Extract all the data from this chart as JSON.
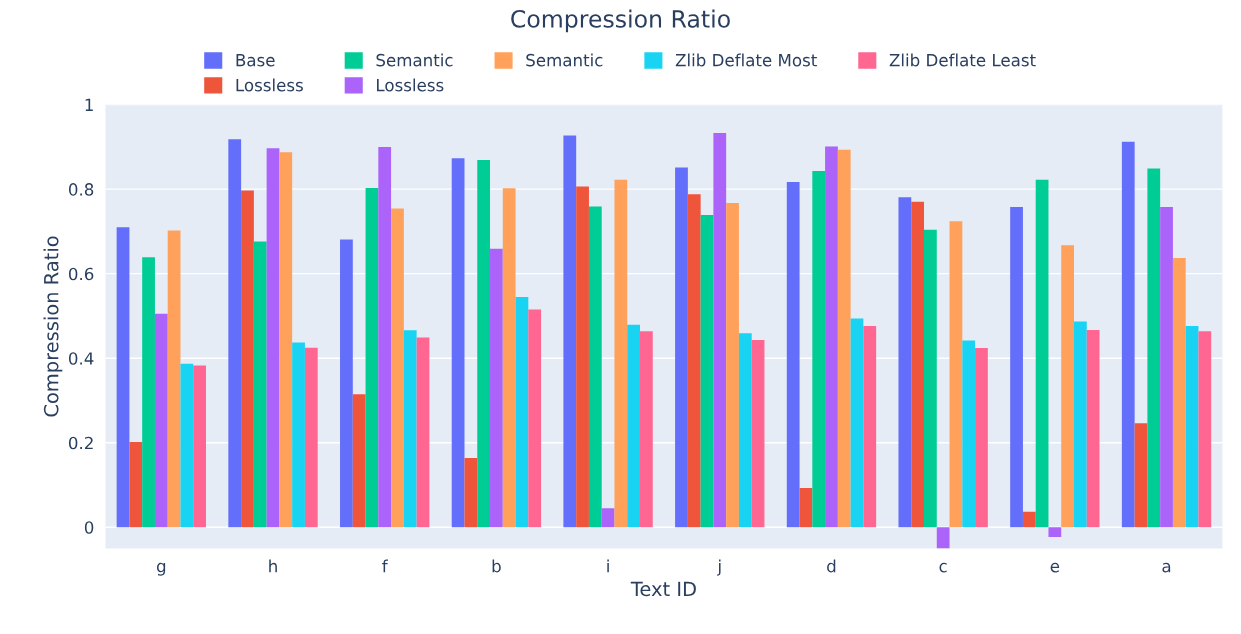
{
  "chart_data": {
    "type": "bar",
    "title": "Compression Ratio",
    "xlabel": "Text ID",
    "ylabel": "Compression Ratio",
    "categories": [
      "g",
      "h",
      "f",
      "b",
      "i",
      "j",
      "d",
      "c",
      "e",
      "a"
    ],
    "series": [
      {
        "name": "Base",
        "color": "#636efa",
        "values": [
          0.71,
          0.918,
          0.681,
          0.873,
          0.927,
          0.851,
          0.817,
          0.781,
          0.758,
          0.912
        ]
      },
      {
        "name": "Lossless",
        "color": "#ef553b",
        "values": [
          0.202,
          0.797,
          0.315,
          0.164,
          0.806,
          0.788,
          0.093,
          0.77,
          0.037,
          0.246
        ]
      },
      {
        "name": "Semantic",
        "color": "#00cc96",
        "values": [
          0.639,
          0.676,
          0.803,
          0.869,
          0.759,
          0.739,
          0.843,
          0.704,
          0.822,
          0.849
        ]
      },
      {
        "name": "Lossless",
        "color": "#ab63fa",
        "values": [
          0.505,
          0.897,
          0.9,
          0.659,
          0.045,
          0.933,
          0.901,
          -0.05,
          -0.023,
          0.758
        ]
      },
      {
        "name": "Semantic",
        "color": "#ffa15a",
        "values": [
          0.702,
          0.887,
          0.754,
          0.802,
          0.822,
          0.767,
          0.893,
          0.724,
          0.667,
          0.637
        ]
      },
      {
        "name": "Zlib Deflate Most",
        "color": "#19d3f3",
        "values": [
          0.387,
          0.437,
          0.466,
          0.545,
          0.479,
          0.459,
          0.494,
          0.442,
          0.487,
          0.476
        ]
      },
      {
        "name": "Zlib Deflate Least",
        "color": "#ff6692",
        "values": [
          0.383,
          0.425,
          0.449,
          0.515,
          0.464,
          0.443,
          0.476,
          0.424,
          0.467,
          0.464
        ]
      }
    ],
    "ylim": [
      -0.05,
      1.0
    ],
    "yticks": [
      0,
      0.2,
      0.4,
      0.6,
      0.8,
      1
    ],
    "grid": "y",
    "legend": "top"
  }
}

------------------------------------------------------------

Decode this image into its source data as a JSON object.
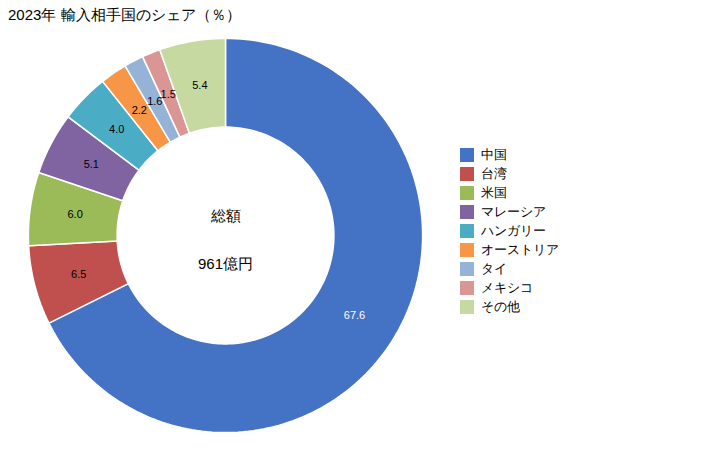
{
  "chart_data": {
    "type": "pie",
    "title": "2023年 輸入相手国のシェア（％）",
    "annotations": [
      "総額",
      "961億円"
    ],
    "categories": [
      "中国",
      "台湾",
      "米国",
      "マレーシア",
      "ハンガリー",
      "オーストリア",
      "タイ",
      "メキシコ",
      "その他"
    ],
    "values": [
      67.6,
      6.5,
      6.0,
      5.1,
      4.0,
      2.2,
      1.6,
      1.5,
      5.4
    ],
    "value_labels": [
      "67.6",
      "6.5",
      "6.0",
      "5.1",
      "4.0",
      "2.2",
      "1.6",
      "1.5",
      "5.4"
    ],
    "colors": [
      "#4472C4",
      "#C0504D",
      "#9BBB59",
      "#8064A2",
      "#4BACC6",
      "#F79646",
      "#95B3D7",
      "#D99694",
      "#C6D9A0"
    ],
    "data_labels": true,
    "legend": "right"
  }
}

------------------------------------------------------------

_Instructions to follow:_ Copy out every line of the listing that contains the string "Zlib".

_Reply to the exercise:_
        "name": "Zlib Deflate Most",
        "name": "Zlib Deflate Least",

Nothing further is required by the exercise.